● **What to produce**
Determine the number of lines where "xlabel" occurs and reply with that number by itself.

● **Provided data**
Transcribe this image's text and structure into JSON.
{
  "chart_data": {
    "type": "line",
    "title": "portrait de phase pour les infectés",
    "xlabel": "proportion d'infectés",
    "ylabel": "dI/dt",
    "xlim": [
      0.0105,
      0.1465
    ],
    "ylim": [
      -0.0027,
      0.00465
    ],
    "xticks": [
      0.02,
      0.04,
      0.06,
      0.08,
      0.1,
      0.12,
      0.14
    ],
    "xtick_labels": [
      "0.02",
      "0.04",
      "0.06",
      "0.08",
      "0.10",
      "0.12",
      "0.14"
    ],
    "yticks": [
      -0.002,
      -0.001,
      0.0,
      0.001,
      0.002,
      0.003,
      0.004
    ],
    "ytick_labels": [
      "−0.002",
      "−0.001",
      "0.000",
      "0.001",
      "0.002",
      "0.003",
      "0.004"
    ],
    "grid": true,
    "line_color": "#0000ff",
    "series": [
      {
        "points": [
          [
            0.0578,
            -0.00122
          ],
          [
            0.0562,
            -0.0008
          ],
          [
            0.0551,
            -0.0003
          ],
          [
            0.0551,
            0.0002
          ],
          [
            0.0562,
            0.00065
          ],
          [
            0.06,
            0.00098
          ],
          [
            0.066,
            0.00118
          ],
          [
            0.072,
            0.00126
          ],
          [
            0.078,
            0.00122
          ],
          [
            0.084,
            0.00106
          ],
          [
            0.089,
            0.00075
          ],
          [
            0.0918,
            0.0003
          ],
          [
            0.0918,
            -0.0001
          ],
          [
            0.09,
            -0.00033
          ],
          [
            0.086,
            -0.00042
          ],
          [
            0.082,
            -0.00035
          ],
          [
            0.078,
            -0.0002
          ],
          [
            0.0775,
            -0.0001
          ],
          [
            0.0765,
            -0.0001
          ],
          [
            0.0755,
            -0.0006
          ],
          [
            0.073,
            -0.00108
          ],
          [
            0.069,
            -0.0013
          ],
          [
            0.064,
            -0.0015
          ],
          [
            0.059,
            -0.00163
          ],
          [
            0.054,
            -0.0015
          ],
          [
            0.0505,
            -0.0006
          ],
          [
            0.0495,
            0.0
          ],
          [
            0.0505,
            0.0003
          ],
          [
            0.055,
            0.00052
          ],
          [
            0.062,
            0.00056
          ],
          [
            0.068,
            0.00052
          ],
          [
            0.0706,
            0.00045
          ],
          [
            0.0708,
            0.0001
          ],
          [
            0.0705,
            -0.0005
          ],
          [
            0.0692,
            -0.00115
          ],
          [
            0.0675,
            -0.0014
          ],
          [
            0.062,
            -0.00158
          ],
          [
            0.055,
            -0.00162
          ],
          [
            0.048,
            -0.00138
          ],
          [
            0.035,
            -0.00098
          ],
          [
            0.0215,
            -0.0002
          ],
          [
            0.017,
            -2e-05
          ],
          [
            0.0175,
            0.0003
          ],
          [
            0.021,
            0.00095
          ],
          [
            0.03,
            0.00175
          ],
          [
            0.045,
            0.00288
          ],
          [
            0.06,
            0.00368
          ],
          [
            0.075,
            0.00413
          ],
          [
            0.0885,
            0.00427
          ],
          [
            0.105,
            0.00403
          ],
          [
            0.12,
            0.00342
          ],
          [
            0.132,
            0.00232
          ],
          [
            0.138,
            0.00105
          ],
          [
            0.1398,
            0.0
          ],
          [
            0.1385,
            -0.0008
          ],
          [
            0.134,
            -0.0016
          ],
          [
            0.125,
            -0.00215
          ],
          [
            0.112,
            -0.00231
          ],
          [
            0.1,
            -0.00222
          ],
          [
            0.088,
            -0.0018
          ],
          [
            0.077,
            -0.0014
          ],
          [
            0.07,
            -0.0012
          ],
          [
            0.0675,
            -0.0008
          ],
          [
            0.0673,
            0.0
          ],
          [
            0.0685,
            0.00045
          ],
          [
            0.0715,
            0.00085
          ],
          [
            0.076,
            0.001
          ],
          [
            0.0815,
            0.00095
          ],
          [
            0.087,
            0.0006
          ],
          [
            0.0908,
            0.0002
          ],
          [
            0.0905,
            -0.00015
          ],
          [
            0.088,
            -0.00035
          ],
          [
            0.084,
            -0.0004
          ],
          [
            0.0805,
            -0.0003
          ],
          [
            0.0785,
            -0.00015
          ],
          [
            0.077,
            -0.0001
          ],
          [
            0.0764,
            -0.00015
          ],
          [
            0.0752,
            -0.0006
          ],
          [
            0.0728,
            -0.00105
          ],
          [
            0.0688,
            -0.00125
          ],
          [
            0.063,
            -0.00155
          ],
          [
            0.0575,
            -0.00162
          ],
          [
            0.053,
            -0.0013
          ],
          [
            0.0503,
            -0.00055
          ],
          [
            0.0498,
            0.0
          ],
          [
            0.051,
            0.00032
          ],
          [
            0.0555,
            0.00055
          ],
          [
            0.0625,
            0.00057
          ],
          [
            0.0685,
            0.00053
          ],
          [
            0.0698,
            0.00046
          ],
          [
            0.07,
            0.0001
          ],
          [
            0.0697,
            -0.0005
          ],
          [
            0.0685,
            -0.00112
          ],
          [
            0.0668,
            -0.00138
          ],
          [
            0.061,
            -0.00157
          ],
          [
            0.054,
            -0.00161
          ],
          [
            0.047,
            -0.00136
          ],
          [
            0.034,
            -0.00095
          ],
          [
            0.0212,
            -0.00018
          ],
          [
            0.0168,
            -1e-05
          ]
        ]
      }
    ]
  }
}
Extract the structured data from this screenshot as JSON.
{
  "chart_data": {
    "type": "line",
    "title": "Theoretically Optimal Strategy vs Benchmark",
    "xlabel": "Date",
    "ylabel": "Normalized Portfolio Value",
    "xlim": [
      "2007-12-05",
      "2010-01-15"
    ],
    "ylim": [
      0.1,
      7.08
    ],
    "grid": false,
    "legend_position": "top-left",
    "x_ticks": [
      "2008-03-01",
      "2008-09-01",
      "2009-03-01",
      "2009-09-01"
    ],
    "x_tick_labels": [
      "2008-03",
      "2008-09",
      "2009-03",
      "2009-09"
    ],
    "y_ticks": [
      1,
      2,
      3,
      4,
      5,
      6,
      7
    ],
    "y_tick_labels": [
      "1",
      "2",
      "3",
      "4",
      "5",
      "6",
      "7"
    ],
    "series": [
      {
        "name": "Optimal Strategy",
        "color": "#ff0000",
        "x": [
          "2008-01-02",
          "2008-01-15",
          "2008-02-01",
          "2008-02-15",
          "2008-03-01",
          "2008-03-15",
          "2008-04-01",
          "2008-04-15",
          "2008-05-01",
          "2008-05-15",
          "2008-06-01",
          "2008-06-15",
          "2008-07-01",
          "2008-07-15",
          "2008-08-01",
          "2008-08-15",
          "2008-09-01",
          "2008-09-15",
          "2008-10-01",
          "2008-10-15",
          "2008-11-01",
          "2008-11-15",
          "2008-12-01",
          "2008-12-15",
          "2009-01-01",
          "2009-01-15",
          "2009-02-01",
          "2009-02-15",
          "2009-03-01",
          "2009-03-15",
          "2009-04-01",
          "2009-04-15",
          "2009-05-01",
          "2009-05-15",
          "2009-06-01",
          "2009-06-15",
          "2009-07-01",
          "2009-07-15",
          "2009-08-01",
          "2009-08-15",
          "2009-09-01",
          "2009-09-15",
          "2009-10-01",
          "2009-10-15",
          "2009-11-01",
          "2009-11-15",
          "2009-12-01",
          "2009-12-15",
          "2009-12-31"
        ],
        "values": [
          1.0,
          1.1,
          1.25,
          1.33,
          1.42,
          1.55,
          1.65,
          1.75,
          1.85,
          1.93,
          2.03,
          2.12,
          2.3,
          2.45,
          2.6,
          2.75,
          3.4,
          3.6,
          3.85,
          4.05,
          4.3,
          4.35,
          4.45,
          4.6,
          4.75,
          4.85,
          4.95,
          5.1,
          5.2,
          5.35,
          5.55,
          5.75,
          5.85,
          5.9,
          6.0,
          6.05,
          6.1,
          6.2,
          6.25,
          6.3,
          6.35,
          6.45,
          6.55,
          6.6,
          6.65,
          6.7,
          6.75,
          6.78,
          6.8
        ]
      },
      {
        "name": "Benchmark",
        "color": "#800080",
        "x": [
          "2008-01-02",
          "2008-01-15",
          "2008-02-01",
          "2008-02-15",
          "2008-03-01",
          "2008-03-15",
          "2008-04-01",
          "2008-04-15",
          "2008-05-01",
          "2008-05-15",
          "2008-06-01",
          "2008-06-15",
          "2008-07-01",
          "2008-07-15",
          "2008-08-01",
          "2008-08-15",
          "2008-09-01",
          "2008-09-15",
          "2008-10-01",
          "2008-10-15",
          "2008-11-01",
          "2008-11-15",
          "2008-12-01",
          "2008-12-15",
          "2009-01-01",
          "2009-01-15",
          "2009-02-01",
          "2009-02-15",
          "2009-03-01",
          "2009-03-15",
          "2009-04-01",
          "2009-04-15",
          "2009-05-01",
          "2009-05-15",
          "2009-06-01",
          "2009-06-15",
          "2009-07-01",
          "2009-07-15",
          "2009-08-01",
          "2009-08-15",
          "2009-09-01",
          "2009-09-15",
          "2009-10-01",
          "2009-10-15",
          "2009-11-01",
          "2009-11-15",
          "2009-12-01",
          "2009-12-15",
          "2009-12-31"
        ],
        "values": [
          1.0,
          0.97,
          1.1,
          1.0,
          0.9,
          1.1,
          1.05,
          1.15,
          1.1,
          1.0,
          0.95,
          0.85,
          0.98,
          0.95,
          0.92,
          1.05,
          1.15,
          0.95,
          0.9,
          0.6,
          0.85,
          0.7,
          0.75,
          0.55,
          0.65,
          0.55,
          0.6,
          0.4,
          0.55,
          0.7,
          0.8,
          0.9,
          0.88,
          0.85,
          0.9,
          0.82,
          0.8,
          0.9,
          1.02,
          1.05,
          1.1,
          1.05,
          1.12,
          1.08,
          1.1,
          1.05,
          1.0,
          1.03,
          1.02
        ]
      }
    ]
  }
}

● **The result**
2